- **PROBLEM**:
Your task is to retype each line of the data below exactly.

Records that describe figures
--- Start ---

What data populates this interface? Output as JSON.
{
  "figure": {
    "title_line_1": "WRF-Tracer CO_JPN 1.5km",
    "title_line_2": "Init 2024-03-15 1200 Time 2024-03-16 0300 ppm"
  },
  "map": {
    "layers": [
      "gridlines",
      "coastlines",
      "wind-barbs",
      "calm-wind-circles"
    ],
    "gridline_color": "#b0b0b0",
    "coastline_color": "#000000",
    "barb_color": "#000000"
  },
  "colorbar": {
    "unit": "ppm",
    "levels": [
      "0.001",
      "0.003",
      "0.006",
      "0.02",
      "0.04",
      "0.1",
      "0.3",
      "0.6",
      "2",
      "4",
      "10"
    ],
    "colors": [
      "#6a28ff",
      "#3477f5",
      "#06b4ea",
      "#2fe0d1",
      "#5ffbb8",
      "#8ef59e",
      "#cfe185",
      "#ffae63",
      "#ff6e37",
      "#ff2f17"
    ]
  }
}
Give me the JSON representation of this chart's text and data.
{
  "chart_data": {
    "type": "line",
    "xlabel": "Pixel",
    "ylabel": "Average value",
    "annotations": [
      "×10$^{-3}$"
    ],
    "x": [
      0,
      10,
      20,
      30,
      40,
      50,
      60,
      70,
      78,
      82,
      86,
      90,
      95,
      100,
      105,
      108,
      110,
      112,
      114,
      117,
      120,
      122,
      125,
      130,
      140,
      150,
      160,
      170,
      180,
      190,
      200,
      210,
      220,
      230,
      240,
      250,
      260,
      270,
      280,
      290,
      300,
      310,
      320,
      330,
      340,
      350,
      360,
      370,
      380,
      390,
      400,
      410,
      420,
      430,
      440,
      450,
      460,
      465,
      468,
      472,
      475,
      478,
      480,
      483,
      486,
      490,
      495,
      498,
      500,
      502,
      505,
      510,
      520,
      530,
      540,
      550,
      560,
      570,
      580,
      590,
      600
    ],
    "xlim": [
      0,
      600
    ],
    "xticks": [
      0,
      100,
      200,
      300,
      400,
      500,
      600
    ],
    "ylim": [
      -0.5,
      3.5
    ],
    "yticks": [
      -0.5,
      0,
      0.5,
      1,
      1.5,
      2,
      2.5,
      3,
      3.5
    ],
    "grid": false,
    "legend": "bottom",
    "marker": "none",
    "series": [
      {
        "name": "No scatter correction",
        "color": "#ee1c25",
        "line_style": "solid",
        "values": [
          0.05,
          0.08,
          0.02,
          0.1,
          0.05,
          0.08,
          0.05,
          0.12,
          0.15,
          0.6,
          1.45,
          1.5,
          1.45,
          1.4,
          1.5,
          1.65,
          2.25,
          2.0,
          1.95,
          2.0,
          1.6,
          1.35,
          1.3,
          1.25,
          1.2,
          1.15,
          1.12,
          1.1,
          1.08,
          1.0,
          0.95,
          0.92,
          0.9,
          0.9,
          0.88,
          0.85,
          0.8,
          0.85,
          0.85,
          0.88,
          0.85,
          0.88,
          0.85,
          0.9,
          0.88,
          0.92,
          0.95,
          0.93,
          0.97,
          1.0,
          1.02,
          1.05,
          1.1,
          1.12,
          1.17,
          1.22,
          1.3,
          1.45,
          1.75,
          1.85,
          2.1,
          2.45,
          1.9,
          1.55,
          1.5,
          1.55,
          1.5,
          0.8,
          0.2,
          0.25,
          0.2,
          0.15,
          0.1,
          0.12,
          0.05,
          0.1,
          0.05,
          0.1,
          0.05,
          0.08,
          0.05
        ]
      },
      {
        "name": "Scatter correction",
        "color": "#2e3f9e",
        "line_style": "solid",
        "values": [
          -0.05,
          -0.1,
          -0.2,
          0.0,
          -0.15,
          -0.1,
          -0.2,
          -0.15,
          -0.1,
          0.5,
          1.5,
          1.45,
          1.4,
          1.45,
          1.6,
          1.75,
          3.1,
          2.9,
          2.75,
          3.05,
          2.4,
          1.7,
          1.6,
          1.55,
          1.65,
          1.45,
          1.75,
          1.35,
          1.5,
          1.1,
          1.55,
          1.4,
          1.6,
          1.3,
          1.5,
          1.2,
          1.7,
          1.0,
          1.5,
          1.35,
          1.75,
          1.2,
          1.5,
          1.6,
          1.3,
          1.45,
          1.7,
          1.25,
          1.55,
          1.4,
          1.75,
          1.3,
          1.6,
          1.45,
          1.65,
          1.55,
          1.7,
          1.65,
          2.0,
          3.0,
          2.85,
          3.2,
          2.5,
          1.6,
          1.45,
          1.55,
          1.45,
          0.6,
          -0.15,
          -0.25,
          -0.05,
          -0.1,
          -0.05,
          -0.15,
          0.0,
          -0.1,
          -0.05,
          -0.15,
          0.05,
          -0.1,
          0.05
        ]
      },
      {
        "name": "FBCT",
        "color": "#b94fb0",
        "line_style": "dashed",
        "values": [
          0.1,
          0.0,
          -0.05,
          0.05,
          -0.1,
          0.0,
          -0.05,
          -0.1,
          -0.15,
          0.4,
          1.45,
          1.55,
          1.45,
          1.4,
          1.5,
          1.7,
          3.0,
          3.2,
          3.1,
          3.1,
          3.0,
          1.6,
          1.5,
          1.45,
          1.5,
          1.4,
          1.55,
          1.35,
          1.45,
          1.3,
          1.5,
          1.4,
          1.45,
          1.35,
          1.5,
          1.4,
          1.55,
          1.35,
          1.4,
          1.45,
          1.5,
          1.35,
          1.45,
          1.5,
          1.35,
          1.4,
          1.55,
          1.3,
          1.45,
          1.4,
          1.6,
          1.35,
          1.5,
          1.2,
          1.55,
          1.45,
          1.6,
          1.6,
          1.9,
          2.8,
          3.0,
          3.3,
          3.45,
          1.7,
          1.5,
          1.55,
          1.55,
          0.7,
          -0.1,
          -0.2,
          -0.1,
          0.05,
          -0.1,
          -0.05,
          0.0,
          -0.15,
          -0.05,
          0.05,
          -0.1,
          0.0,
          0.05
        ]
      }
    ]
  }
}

--- End ---

- **COMPLETED EXERCISE**:
What data populates this interface? Output as JSON.
{
  "figure": {
    "title_line_1": "WRF-Tracer CO_JPN 1.5km",
    "title_line_2": "Init 2024-03-15 1200 Time 2024-03-16 0300 ppm"
  },
  "map": {
    "layers": [
      "gridlines",
      "coastlines",
      "wind-barbs",
      "calm-wind-circles"
    ],
    "gridline_color": "#b0b0b0",
    "coastline_color": "#000000",
    "barb_color": "#000000"
  },
  "colorbar": {
    "unit": "ppm",
    "levels": [
      "0.001",
      "0.003",
      "0.006",
      "0.02",
      "0.04",
      "0.1",
      "0.3",
      "0.6",
      "2",
      "4",
      "10"
    ],
    "colors": [
      "#6a28ff",
      "#3477f5",
      "#06b4ea",
      "#2fe0d1",
      "#5ffbb8",
      "#8ef59e",
      "#cfe185",
      "#ffae63",
      "#ff6e37",
      "#ff2f17"
    ]
  }
}
Give me the JSON representation of this chart's text and data.
{
  "chart_data": {
    "type": "line",
    "xlabel": "Pixel",
    "ylabel": "Average value",
    "annotations": [
      "×10$^{-3}$"
    ],
    "x": [
      0,
      10,
      20,
      30,
      40,
      50,
      60,
      70,
      78,
      82,
      86,
      90,
      95,
      100,
      105,
      108,
      110,
      112,
      114,
      117,
      120,
      122,
      125,
      130,
      140,
      150,
      160,
      170,
      180,
      190,
      200,
      210,
      220,
      230,
      240,
      250,
      260,
      270,
      280,
      290,
      300,
      310,
      320,
      330,
      340,
      350,
      360,
      370,
      380,
      390,
      400,
      410,
      420,
      430,
      440,
      450,
      460,
      465,
      468,
      472,
      475,
      478,
      480,
      483,
      486,
      490,
      495,
      498,
      500,
      502,
      505,
      510,
      520,
      530,
      540,
      550,
      560,
      570,
      580,
      590,
      600
    ],
    "xlim": [
      0,
      600
    ],
    "xticks": [
      0,
      100,
      200,
      300,
      400,
      500,
      600
    ],
    "ylim": [
      -0.5,
      3.5
    ],
    "yticks": [
      -0.5,
      0,
      0.5,
      1,
      1.5,
      2,
      2.5,
      3,
      3.5
    ],
    "grid": false,
    "legend": "bottom",
    "marker": "none",
    "series": [
      {
        "name": "No scatter correction",
        "color": "#ee1c25",
        "line_style": "solid",
        "values": [
          0.05,
          0.08,
          0.02,
          0.1,
          0.05,
          0.08,
          0.05,
          0.12,
          0.15,
          0.6,
          1.45,
          1.5,
          1.45,
          1.4,
          1.5,
          1.65,
          2.25,
          2.0,
          1.95,
          2.0,
          1.6,
          1.35,
          1.3,
          1.25,
          1.2,
          1.15,
          1.12,
          1.1,
          1.08,
          1.0,
          0.95,
          0.92,
          0.9,
          0.9,
          0.88,
          0.85,
          0.8,
          0.85,
          0.85,
          0.88,
          0.85,
          0.88,
          0.85,
          0.9,
          0.88,
          0.92,
          0.95,
          0.93,
          0.97,
          1.0,
          1.02,
          1.05,
          1.1,
          1.12,
          1.17,
          1.22,
          1.3,
          1.45,
          1.75,
          1.85,
          2.1,
          2.45,
          1.9,
          1.55,
          1.5,
          1.55,
          1.5,
          0.8,
          0.2,
          0.25,
          0.2,
          0.15,
          0.1,
          0.12,
          0.05,
          0.1,
          0.05,
          0.1,
          0.05,
          0.08,
          0.05
        ]
      },
      {
        "name": "Scatter correction",
        "color": "#2e3f9e",
        "line_style": "solid",
        "values": [
          -0.05,
          -0.1,
          -0.2,
          0.0,
          -0.15,
          -0.1,
          -0.2,
          -0.15,
          -0.1,
          0.5,
          1.5,
          1.45,
          1.4,
          1.45,
          1.6,
          1.75,
          3.1,
          2.9,
          2.75,
          3.05,
          2.4,
          1.7,
          1.6,
          1.55,
          1.65,
          1.45,
          1.75,
          1.35,
          1.5,
          1.1,
          1.55,
          1.4,
          1.6,
          1.3,
          1.5,
          1.2,
          1.7,
          1.0,
          1.5,
          1.35,
          1.75,
          1.2,
          1.5,
          1.6,
          1.3,
          1.45,
          1.7,
          1.25,
          1.55,
          1.4,
          1.75,
          1.3,
          1.6,
          1.45,
          1.65,
          1.55,
          1.7,
          1.65,
          2.0,
          3.0,
          2.85,
          3.2,
          2.5,
          1.6,
          1.45,
          1.55,
          1.45,
          0.6,
          -0.15,
          -0.25,
          -0.05,
          -0.1,
          -0.05,
          -0.15,
          0.0,
          -0.1,
          -0.05,
          -0.15,
          0.05,
          -0.1,
          0.05
        ]
      },
      {
        "name": "FBCT",
        "color": "#b94fb0",
        "line_style": "dashed",
        "values": [
          0.1,
          0.0,
          -0.05,
          0.05,
          -0.1,
          0.0,
          -0.05,
          -0.1,
          -0.15,
          0.4,
          1.45,
          1.55,
          1.45,
          1.4,
          1.5,
          1.7,
          3.0,
          3.2,
          3.1,
          3.1,
          3.0,
          1.6,
          1.5,
          1.45,
          1.5,
          1.4,
          1.55,
          1.35,
          1.45,
          1.3,
          1.5,
          1.4,
          1.45,
          1.35,
          1.5,
          1.4,
          1.55,
          1.35,
          1.4,
          1.45,
          1.5,
          1.35,
          1.45,
          1.5,
          1.35,
          1.4,
          1.55,
          1.3,
          1.45,
          1.4,
          1.6,
          1.35,
          1.5,
          1.2,
          1.55,
          1.45,
          1.6,
          1.6,
          1.9,
          2.8,
          3.0,
          3.3,
          3.45,
          1.7,
          1.5,
          1.55,
          1.55,
          0.7,
          -0.1,
          -0.2,
          -0.1,
          0.05,
          -0.1,
          -0.05,
          0.0,
          -0.15,
          -0.05,
          0.05,
          -0.1,
          0.0,
          0.05
        ]
      }
    ]
  }
}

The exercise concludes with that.